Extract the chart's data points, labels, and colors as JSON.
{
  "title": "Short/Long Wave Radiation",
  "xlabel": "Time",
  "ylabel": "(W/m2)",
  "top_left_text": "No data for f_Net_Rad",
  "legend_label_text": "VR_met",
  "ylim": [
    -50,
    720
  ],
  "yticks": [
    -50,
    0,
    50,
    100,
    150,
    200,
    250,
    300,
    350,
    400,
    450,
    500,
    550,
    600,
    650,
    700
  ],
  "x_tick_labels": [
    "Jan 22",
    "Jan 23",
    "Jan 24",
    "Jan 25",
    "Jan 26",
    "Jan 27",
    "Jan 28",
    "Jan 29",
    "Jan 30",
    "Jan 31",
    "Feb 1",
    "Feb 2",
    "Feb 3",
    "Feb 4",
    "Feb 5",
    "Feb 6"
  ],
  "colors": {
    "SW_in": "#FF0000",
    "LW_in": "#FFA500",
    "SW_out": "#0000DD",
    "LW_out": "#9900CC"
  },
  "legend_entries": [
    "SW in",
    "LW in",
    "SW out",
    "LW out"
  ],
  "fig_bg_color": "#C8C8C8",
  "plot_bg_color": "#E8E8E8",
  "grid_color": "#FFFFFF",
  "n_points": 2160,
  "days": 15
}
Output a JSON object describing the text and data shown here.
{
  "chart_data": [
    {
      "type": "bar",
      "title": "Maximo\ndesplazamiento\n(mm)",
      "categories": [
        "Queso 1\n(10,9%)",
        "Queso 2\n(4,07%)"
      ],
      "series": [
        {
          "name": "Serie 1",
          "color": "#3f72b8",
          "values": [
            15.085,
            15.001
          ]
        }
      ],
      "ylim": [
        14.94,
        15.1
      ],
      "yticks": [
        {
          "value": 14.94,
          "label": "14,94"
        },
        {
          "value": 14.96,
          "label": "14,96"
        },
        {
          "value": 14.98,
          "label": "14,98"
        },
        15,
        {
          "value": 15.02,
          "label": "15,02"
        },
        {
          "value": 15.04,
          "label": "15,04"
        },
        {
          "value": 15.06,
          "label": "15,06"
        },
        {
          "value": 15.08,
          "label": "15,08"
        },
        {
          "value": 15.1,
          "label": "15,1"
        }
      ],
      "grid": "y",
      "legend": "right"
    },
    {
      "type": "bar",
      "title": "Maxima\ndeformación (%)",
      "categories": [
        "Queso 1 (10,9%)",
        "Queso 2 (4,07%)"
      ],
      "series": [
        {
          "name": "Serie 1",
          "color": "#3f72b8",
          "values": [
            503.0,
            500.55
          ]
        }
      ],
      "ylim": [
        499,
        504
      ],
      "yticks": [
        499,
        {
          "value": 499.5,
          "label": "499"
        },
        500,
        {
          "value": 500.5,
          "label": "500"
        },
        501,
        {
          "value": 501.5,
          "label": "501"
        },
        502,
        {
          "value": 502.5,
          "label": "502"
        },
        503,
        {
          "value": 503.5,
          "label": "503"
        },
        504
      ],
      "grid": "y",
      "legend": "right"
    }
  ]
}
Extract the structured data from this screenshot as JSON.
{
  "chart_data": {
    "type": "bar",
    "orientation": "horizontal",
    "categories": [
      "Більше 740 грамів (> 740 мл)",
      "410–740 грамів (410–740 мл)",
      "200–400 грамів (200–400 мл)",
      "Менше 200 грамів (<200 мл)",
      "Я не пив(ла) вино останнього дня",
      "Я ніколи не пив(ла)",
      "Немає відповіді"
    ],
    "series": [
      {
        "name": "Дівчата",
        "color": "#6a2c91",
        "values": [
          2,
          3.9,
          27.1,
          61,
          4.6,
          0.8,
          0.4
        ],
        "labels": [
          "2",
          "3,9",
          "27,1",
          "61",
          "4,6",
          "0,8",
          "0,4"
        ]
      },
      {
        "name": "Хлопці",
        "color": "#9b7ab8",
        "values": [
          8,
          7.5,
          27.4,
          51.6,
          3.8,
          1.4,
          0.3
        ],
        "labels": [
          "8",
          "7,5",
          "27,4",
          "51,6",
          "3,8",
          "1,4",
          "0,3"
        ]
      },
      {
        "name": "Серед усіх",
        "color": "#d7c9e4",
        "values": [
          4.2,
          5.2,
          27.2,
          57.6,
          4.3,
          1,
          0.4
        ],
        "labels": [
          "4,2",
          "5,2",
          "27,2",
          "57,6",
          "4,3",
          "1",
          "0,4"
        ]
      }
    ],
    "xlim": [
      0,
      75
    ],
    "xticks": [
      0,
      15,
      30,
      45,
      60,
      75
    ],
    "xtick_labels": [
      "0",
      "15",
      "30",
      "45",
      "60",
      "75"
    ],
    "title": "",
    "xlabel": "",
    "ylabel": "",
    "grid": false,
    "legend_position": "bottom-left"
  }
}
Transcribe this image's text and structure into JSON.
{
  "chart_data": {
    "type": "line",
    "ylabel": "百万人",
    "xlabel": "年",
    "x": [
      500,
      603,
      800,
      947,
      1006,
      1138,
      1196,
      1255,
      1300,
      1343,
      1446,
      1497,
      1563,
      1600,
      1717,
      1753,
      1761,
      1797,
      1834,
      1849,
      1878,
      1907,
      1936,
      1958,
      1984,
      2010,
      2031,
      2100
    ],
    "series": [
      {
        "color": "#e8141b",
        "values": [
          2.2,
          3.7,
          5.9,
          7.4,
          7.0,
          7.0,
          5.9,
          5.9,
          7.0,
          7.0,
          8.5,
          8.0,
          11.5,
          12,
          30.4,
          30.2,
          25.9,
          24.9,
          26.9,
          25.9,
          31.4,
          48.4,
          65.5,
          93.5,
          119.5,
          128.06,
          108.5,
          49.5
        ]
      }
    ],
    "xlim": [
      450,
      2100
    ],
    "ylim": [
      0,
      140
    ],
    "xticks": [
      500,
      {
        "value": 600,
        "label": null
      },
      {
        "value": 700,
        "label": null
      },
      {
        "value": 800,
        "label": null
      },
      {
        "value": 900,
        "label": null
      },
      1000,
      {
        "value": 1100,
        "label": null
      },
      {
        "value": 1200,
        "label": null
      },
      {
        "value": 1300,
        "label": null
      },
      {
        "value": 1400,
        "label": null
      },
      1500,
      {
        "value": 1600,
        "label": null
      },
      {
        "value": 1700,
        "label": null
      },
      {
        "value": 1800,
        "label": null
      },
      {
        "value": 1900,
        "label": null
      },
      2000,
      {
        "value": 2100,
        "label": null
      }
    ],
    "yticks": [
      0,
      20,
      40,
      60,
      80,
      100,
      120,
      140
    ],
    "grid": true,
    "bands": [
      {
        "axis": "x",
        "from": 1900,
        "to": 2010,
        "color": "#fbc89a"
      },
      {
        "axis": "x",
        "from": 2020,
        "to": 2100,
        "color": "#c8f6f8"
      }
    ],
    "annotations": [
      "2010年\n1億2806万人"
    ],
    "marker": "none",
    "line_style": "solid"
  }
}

# # # #

## Goal
Generate an exact reproduction of all entries.

## Written reply
Extract the chart's data points, labels, and colors as JSON.
{
  "title": "Short/Long Wave Radiation",
  "xlabel": "Time",
  "ylabel": "(W/m2)",
  "top_left_text": "No data for f_Net_Rad",
  "legend_label_text": "VR_met",
  "ylim": [
    -50,
    720
  ],
  "yticks": [
    -50,
    0,
    50,
    100,
    150,
    200,
    250,
    300,
    350,
    400,
    450,
    500,
    550,
    600,
    650,
    700
  ],
  "x_tick_labels": [
    "Jan 22",
    "Jan 23",
    "Jan 24",
    "Jan 25",
    "Jan 26",
    "Jan 27",
    "Jan 28",
    "Jan 29",
    "Jan 30",
    "Jan 31",
    "Feb 1",
    "Feb 2",
    "Feb 3",
    "Feb 4",
    "Feb 5",
    "Feb 6"
  ],
  "colors": {
    "SW_in": "#FF0000",
    "LW_in": "#FFA500",
    "SW_out": "#0000DD",
    "LW_out": "#9900CC"
  },
  "legend_entries": [
    "SW in",
    "LW in",
    "SW out",
    "LW out"
  ],
  "fig_bg_color": "#C8C8C8",
  "plot_bg_color": "#E8E8E8",
  "grid_color": "#FFFFFF",
  "n_points": 2160,
  "days": 15
}
Output a JSON object describing the text and data shown here.
{
  "chart_data": [
    {
      "type": "bar",
      "title": "Maximo\ndesplazamiento\n(mm)",
      "categories": [
        "Queso 1\n(10,9%)",
        "Queso 2\n(4,07%)"
      ],
      "series": [
        {
          "name": "Serie 1",
          "color": "#3f72b8",
          "values": [
            15.085,
            15.001
          ]
        }
      ],
      "ylim": [
        14.94,
        15.1
      ],
      "yticks": [
        {
          "value": 14.94,
          "label": "14,94"
        },
        {
          "value": 14.96,
          "label": "14,96"
        },
        {
          "value": 14.98,
          "label": "14,98"
        },
        15,
        {
          "value": 15.02,
          "label": "15,02"
        },
        {
          "value": 15.04,
          "label": "15,04"
        },
        {
          "value": 15.06,
          "label": "15,06"
        },
        {
          "value": 15.08,
          "label": "15,08"
        },
        {
          "value": 15.1,
          "label": "15,1"
        }
      ],
      "grid": "y",
      "legend": "right"
    },
    {
      "type": "bar",
      "title": "Maxima\ndeformación (%)",
      "categories": [
        "Queso 1 (10,9%)",
        "Queso 2 (4,07%)"
      ],
      "series": [
        {
          "name": "Serie 1",
          "color": "#3f72b8",
          "values": [
            503.0,
            500.55
          ]
        }
      ],
      "ylim": [
        499,
        504
      ],
      "yticks": [
        499,
        {
          "value": 499.5,
          "label": "499"
        },
        500,
        {
          "value": 500.5,
          "label": "500"
        },
        501,
        {
          "value": 501.5,
          "label": "501"
        },
        502,
        {
          "value": 502.5,
          "label": "502"
        },
        503,
        {
          "value": 503.5,
          "label": "503"
        },
        504
      ],
      "grid": "y",
      "legend": "right"
    }
  ]
}
Extract the structured data from this screenshot as JSON.
{
  "chart_data": {
    "type": "bar",
    "orientation": "horizontal",
    "categories": [
      "Більше 740 грамів (> 740 мл)",
      "410–740 грамів (410–740 мл)",
      "200–400 грамів (200–400 мл)",
      "Менше 200 грамів (<200 мл)",
      "Я не пив(ла) вино останнього дня",
      "Я ніколи не пив(ла)",
      "Немає відповіді"
    ],
    "series": [
      {
        "name": "Дівчата",
        "color": "#6a2c91",
        "values": [
          2,
          3.9,
          27.1,
          61,
          4.6,
          0.8,
          0.4
        ],
        "labels": [
          "2",
          "3,9",
          "27,1",
          "61",
          "4,6",
          "0,8",
          "0,4"
        ]
      },
      {
        "name": "Хлопці",
        "color": "#9b7ab8",
        "values": [
          8,
          7.5,
          27.4,
          51.6,
          3.8,
          1.4,
          0.3
        ],
        "labels": [
          "8",
          "7,5",
          "27,4",
          "51,6",
          "3,8",
          "1,4",
          "0,3"
        ]
      },
      {
        "name": "Серед усіх",
        "color": "#d7c9e4",
        "values": [
          4.2,
          5.2,
          27.2,
          57.6,
          4.3,
          1,
          0.4
        ],
        "labels": [
          "4,2",
          "5,2",
          "27,2",
          "57,6",
          "4,3",
          "1",
          "0,4"
        ]
      }
    ],
    "xlim": [
      0,
      75
    ],
    "xticks": [
      0,
      15,
      30,
      45,
      60,
      75
    ],
    "xtick_labels": [
      "0",
      "15",
      "30",
      "45",
      "60",
      "75"
    ],
    "title": "",
    "xlabel": "",
    "ylabel": "",
    "grid": false,
    "legend_position": "bottom-left"
  }
}
Transcribe this image's text and structure into JSON.
{
  "chart_data": {
    "type": "line",
    "ylabel": "百万人",
    "xlabel": "年",
    "x": [
      500,
      603,
      800,
      947,
      1006,
      1138,
      1196,
      1255,
      1300,
      1343,
      1446,
      1497,
      1563,
      1600,
      1717,
      1753,
      1761,
      1797,
      1834,
      1849,
      1878,
      1907,
      1936,
      1958,
      1984,
      2010,
      2031,
      2100
    ],
    "series": [
      {
        "color": "#e8141b",
        "values": [
          2.2,
          3.7,
          5.9,
          7.4,
          7.0,
          7.0,
          5.9,
          5.9,
          7.0,
          7.0,
          8.5,
          8.0,
          11.5,
          12,
          30.4,
          30.2,
          25.9,
          24.9,
          26.9,
          25.9,
          31.4,
          48.4,
          65.5,
          93.5,
          119.5,
          128.06,
          108.5,
          49.5
        ]
      }
    ],
    "xlim": [
      450,
      2100
    ],
    "ylim": [
      0,
      140
    ],
    "xticks": [
      500,
      {
        "value": 600,
        "label": null
      },
      {
        "value": 700,
        "label": null
      },
      {
        "value": 800,
        "label": null
      },
      {
        "value": 900,
        "label": null
      },
      1000,
      {
        "value": 1100,
        "label": null
      },
      {
        "value": 1200,
        "label": null
      },
      {
        "value": 1300,
        "label": null
      },
      {
        "value": 1400,
        "label": null
      },
      1500,
      {
        "value": 1600,
        "label": null
      },
      {
        "value": 1700,
        "label": null
      },
      {
        "value": 1800,
        "label": null
      },
      {
        "value": 1900,
        "label": null
      },
      2000,
      {
        "value": 2100,
        "label": null
      }
    ],
    "yticks": [
      0,
      20,
      40,
      60,
      80,
      100,
      120,
      140
    ],
    "grid": true,
    "bands": [
      {
        "axis": "x",
        "from": 1900,
        "to": 2010,
        "color": "#fbc89a"
      },
      {
        "axis": "x",
        "from": 2020,
        "to": 2100,
        "color": "#c8f6f8"
      }
    ],
    "annotations": [
      "2010年\n1億2806万人"
    ],
    "marker": "none",
    "line_style": "solid"
  }
}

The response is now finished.